[Required task]
Among the lines listed below, count those that include the string "document", and state only the count.

[Information given]
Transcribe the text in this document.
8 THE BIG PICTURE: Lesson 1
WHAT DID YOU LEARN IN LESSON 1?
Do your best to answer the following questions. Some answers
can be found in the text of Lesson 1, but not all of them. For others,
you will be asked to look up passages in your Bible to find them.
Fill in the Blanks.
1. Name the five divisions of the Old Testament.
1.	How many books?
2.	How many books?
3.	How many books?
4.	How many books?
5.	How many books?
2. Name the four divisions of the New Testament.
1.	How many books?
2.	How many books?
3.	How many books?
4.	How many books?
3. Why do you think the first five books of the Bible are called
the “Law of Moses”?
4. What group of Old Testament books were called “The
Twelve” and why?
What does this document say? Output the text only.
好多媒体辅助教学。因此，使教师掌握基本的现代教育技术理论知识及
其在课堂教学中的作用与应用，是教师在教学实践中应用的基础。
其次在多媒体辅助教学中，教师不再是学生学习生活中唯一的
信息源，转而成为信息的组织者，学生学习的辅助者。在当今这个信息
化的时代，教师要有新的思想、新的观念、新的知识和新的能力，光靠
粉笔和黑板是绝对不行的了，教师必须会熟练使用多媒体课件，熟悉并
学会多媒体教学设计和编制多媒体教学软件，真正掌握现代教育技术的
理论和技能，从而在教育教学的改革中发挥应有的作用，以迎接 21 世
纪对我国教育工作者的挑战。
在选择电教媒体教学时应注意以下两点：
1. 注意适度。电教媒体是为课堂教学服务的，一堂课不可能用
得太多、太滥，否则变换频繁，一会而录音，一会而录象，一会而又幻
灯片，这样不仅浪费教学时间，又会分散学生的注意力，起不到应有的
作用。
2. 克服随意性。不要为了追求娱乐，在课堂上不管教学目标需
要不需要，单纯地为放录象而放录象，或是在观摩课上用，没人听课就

[Solution below]
2